(Records)

■ ■ ■ ■ ■ ■ ■

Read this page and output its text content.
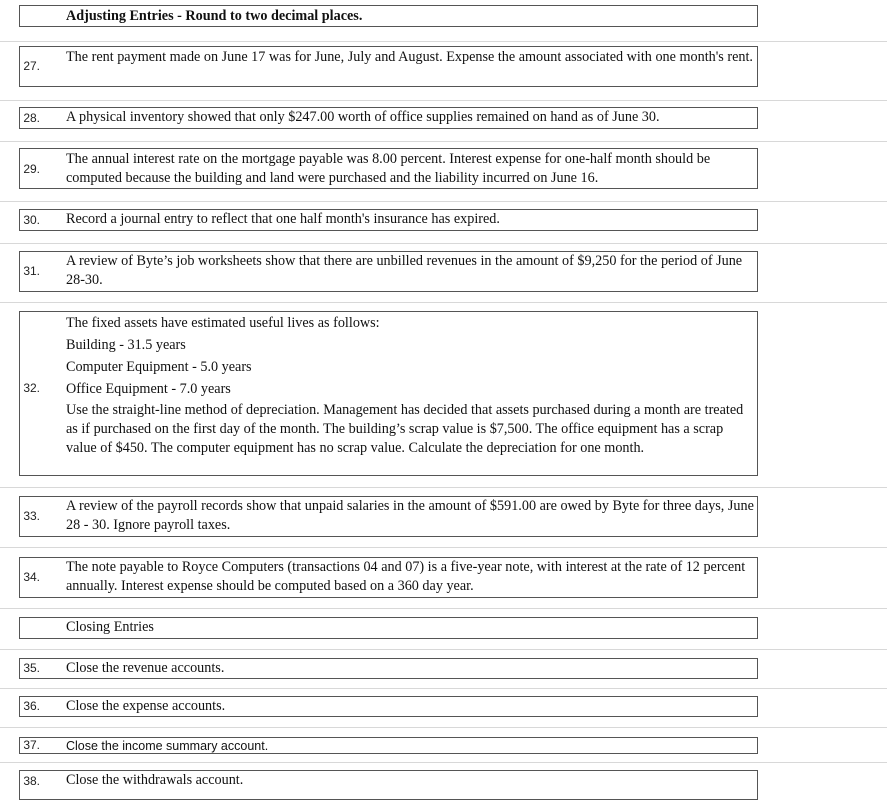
Adjusting Entries - Round to two decimal places.
27.
The rent payment made on June 17 was for June, July and August. Expense the amount associated with one month's rent.
28. A physical inventory showed that only $247.00 worth of office supplies remained on hand as of June 30.
29.
The annual interest rate on the mortgage payable was 8.00 percent. Interest expense for one-half month should be computed because the building and land were purchased and the liability incurred on June 16.
30. Record a journal entry to reflect that one half month's insurance has expired.
31.
A review of Byte’s job worksheets show that there are unbilled revenues in the amount of $9,250 for the period of June 28-30.
32.
The fixed assets have estimated useful lives as follows:
Building - 31.5 years
Computer Equipment - 5.0 years
Office Equipment - 7.0 years
Use the straight-line method of depreciation. Management has decided that assets purchased during a month are treated as if purchased on the first day of the month. The building’s scrap value is $7,500. The office equipment has a scrap value of $450. The computer equipment has no scrap value. Calculate the depreciation for one month.
33.
A review of the payroll records show that unpaid salaries in the amount of $591.00 are owed by Byte for three days, June 28 - 30. Ignore payroll taxes.
34.
The note payable to Royce Computers (transactions 04 and 07) is a five-year note, with interest at the rate of 12 percent annually. Interest expense should be computed based on a 360 day year.
Closing Entries
35. Close the revenue accounts.
36. Close the expense accounts.
37. Close the income summary account.
38. Close the withdrawals account.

■ ■ ■ ■ ■ ■ ■

_TASK_.
Identify and extract each line of the listing that contains "Entries".

_WORKED SOLUTION_.
Adjusting Entries - Round to two decimal places.
Closing Entries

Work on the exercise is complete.